Task statement
Render every line of the entries below as a JSON list of strings, one string per line, dropping blank lines and leaving out the pictures.

-------- Dataset

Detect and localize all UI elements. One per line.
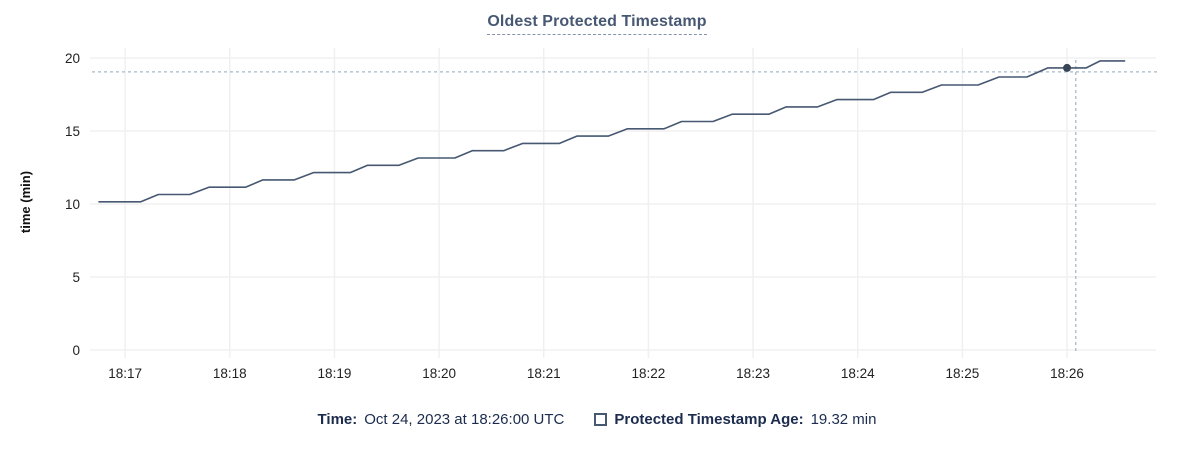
x-tick-label: 18:20 xyxy=(422,366,456,381)
x-tick-label: 18:22 xyxy=(632,366,666,381)
hover-time-value: Oct 24, 2023 at 18:26:00 UTC xyxy=(364,411,565,428)
timeseries-chart[interactable]: 0 5 10 15 20 18:17 18:18 18:19 18:20 18:21 18:22 18… xyxy=(0,40,1194,385)
x-tick-label: 18:24 xyxy=(841,366,875,381)
y-tick-label: 15 xyxy=(65,124,80,139)
legend-series-value: 19.32 min xyxy=(810,411,877,428)
chart-header: Oldest Protected Timestamp xyxy=(0,0,1194,40)
y-tick-label: 0 xyxy=(72,343,80,358)
x-tick-label: 18:21 xyxy=(527,366,561,381)
hover-point-dot xyxy=(1063,63,1072,72)
x-tick-label: 18:17 xyxy=(108,366,142,381)
x-tick-label: 18:23 xyxy=(736,366,770,381)
chart-hover-legend: Time: Oct 24, 2023 at 18:26:00 UTC Prote… xyxy=(0,411,1194,428)
hover-time-label: Time: xyxy=(317,411,358,428)
y-tick-label: 10 xyxy=(65,197,80,212)
y-axis-label: time (min) xyxy=(18,171,33,233)
chart-title[interactable]: Oldest Protected Timestamp xyxy=(487,13,707,35)
legend-series-label: Protected Timestamp Age: xyxy=(614,411,804,428)
legend-item-protected-timestamp-age[interactable]: Protected Timestamp Age: 19.32 min xyxy=(594,411,876,428)
hover-time: Time: Oct 24, 2023 at 18:26:00 UTC xyxy=(318,411,565,428)
x-tick-label: 18:18 xyxy=(213,366,247,381)
x-tick-label: 18:19 xyxy=(318,366,352,381)
y-tick-label: 5 xyxy=(72,270,80,285)
x-tick-label: 18:26 xyxy=(1050,366,1084,381)
series-checkbox-icon[interactable] xyxy=(594,413,608,426)
series-line-protected-timestamp-age xyxy=(98,60,1126,203)
x-tick-label: 18:25 xyxy=(945,366,979,381)
y-tick-label: 20 xyxy=(65,51,80,66)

----------------

The solution
[
  "Detect and localize all UI elements. One per line.",
  "x-tick-label: 18:20 xyxy=(422,366,456,381)",
  "x-tick-label: 18:22 xyxy=(632,366,666,381)",
  "hover-time-value: Oct 24, 2023 at 18:26:00 UTC xyxy=(364,411,565,428)",
  "timeseries-chart[interactable]: 0 5 10 15 20 18:17 18:18 18:19 18:20 18:21 18:22 18… xyxy=(0,40,1194,385)",
  "x-tick-label: 18:24 xyxy=(841,366,875,381)",
  "y-tick-label: 15 xyxy=(65,124,80,139)",
  "legend-series-value: 19.32 min xyxy=(810,411,877,428)",
  "chart-header: Oldest Protected Timestamp xyxy=(0,0,1194,40)",
  "y-tick-label: 0 xyxy=(72,343,80,358)",
  "x-tick-label: 18:21 xyxy=(527,366,561,381)",
  "hover-point-dot xyxy=(1063,63,1072,72)",
  "x-tick-label: 18:17 xyxy=(108,366,142,381)",
  "x-tick-label: 18:23 xyxy=(736,366,770,381)",
  "chart-hover-legend: Time: Oct 24, 2023 at 18:26:00 UTC Prote… xyxy=(0,411,1194,428)",
  "hover-time-label: Time: xyxy=(317,411,358,428)",
  "y-tick-label: 10 xyxy=(65,197,80,212)",
  "y-axis-label: time (min) xyxy=(18,171,33,233)",
  "chart-title[interactable]: Oldest Protected Timestamp xyxy=(487,13,707,35)",
  "legend-series-label: Protected Timestamp Age: xyxy=(614,411,804,428)",
  "legend-item-protected-timestamp-age[interactable]: Protected Timestamp Age: 19.32 min xyxy=(594,411,876,428)",
  "hover-time: Time: Oct 24, 2023 at 18:26:00 UTC xyxy=(318,411,565,428)",
  "x-tick-label: 18:18 xyxy=(213,366,247,381)",
  "x-tick-label: 18:19 xyxy=(318,366,352,381)",
  "y-tick-label: 5 xyxy=(72,270,80,285)",
  "x-tick-label: 18:26 xyxy=(1050,366,1084,381)",
  "series-checkbox-icon[interactable] xyxy=(594,413,608,426)",
  "series-line-protected-timestamp-age xyxy=(98,60,1126,203)",
  "x-tick-label: 18:25 xyxy=(945,366,979,381)",
  "y-tick-label: 20 xyxy=(65,51,80,66)"
]